## [Required task]
Determine how many lines of the material hold the string "color" and reply with only that number.

## [Dataset excerpts]
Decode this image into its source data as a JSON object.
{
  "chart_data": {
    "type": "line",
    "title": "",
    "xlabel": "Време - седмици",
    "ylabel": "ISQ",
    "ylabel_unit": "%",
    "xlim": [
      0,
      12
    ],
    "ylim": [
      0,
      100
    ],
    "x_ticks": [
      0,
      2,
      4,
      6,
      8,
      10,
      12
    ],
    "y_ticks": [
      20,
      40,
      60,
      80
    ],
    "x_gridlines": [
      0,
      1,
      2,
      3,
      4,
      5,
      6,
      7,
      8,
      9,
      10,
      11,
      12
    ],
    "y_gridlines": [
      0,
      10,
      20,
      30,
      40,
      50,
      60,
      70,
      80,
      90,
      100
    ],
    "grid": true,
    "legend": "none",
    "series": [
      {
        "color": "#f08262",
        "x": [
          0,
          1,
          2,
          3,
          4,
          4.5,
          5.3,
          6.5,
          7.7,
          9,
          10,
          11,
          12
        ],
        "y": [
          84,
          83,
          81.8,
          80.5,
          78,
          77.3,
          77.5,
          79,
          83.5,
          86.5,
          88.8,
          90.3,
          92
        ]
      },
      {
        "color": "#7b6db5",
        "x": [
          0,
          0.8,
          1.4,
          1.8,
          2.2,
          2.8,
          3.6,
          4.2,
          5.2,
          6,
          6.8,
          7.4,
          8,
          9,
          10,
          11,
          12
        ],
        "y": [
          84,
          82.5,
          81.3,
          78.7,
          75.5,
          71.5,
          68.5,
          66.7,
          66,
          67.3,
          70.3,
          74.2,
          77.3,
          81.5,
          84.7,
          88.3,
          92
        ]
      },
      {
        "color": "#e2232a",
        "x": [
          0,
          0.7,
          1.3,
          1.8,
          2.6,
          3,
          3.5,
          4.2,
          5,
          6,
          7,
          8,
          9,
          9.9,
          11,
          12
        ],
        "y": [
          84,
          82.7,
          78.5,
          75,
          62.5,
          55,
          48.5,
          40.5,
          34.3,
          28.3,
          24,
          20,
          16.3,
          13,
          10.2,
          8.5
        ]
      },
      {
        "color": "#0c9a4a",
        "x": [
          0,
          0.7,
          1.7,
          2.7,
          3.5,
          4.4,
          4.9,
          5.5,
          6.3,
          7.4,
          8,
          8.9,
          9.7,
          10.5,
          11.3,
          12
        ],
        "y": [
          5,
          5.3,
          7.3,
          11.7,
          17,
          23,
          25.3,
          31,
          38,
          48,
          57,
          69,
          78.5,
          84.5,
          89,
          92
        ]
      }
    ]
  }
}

## [Exercise output]
4